The problem | Below is a block of data; give all of it again word for word.

── Data for this task ──

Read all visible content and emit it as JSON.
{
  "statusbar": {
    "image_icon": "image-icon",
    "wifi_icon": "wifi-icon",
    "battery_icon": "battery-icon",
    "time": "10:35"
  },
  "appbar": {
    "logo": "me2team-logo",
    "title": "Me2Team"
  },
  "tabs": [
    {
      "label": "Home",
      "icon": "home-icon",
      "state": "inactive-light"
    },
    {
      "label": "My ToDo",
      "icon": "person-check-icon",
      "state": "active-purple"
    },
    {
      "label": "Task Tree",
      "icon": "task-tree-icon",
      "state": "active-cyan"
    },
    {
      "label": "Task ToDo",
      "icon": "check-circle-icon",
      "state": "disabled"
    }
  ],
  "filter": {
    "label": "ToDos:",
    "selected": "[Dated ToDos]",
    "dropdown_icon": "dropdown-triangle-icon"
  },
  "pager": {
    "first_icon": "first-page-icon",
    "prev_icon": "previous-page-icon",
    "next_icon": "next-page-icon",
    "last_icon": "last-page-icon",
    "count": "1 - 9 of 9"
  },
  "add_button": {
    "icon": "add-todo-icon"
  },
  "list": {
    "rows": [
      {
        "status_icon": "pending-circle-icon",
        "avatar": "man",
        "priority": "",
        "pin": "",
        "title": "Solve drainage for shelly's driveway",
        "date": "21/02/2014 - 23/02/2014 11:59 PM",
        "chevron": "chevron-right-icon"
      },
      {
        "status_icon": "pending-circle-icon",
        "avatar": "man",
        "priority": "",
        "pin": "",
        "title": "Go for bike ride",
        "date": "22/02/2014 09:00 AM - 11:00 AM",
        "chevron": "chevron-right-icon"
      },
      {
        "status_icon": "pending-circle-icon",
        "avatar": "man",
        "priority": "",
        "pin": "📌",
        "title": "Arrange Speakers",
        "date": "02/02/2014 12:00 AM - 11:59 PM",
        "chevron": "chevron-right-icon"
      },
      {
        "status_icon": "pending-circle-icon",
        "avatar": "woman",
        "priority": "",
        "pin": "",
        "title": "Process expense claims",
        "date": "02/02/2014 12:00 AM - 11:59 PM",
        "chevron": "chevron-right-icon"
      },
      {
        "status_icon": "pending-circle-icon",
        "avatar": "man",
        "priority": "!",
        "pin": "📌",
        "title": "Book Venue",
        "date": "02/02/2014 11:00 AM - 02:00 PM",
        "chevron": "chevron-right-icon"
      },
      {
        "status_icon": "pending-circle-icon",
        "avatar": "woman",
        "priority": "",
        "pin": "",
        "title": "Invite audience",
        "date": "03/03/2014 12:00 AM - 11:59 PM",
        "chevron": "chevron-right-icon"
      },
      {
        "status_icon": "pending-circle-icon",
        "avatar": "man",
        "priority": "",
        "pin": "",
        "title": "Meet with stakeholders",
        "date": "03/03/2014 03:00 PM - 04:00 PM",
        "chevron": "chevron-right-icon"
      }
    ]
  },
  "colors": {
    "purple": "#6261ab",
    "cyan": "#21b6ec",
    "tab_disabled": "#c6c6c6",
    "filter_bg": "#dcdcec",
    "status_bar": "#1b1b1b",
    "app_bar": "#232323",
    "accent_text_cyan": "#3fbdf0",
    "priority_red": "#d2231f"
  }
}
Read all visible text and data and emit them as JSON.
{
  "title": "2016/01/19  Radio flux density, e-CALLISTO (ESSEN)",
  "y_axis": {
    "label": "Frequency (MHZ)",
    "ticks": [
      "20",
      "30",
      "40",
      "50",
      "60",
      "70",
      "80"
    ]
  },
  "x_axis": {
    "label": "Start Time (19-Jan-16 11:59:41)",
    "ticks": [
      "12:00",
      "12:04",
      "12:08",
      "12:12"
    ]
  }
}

───

Complete output |
Read all visible content and emit it as JSON.
{
  "statusbar": {
    "image_icon": "image-icon",
    "wifi_icon": "wifi-icon",
    "battery_icon": "battery-icon",
    "time": "10:35"
  },
  "appbar": {
    "logo": "me2team-logo",
    "title": "Me2Team"
  },
  "tabs": [
    {
      "label": "Home",
      "icon": "home-icon",
      "state": "inactive-light"
    },
    {
      "label": "My ToDo",
      "icon": "person-check-icon",
      "state": "active-purple"
    },
    {
      "label": "Task Tree",
      "icon": "task-tree-icon",
      "state": "active-cyan"
    },
    {
      "label": "Task ToDo",
      "icon": "check-circle-icon",
      "state": "disabled"
    }
  ],
  "filter": {
    "label": "ToDos:",
    "selected": "[Dated ToDos]",
    "dropdown_icon": "dropdown-triangle-icon"
  },
  "pager": {
    "first_icon": "first-page-icon",
    "prev_icon": "previous-page-icon",
    "next_icon": "next-page-icon",
    "last_icon": "last-page-icon",
    "count": "1 - 9 of 9"
  },
  "add_button": {
    "icon": "add-todo-icon"
  },
  "list": {
    "rows": [
      {
        "status_icon": "pending-circle-icon",
        "avatar": "man",
        "priority": "",
        "pin": "",
        "title": "Solve drainage for shelly's driveway",
        "date": "21/02/2014 - 23/02/2014 11:59 PM",
        "chevron": "chevron-right-icon"
      },
      {
        "status_icon": "pending-circle-icon",
        "avatar": "man",
        "priority": "",
        "pin": "",
        "title": "Go for bike ride",
        "date": "22/02/2014 09:00 AM - 11:00 AM",
        "chevron": "chevron-right-icon"
      },
      {
        "status_icon": "pending-circle-icon",
        "avatar": "man",
        "priority": "",
        "pin": "📌",
        "title": "Arrange Speakers",
        "date": "02/02/2014 12:00 AM - 11:59 PM",
        "chevron": "chevron-right-icon"
      },
      {
        "status_icon": "pending-circle-icon",
        "avatar": "woman",
        "priority": "",
        "pin": "",
        "title": "Process expense claims",
        "date": "02/02/2014 12:00 AM - 11:59 PM",
        "chevron": "chevron-right-icon"
      },
      {
        "status_icon": "pending-circle-icon",
        "avatar": "man",
        "priority": "!",
        "pin": "📌",
        "title": "Book Venue",
        "date": "02/02/2014 11:00 AM - 02:00 PM",
        "chevron": "chevron-right-icon"
      },
      {
        "status_icon": "pending-circle-icon",
        "avatar": "woman",
        "priority": "",
        "pin": "",
        "title": "Invite audience",
        "date": "03/03/2014 12:00 AM - 11:59 PM",
        "chevron": "chevron-right-icon"
      },
      {
        "status_icon": "pending-circle-icon",
        "avatar": "man",
        "priority": "",
        "pin": "",
        "title": "Meet with stakeholders",
        "date": "03/03/2014 03:00 PM - 04:00 PM",
        "chevron": "chevron-right-icon"
      }
    ]
  },
  "colors": {
    "purple": "#6261ab",
    "cyan": "#21b6ec",
    "tab_disabled": "#c6c6c6",
    "filter_bg": "#dcdcec",
    "status_bar": "#1b1b1b",
    "app_bar": "#232323",
    "accent_text_cyan": "#3fbdf0",
    "priority_red": "#d2231f"
  }
}
Read all visible text and data and emit them as JSON.
{
  "title": "2016/01/19  Radio flux density, e-CALLISTO (ESSEN)",
  "y_axis": {
    "label": "Frequency (MHZ)",
    "ticks": [
      "20",
      "30",
      "40",
      "50",
      "60",
      "70",
      "80"
    ]
  },
  "x_axis": {
    "label": "Start Time (19-Jan-16 11:59:41)",
    "ticks": [
      "12:00",
      "12:04",
      "12:08",
      "12:12"
    ]
  }
}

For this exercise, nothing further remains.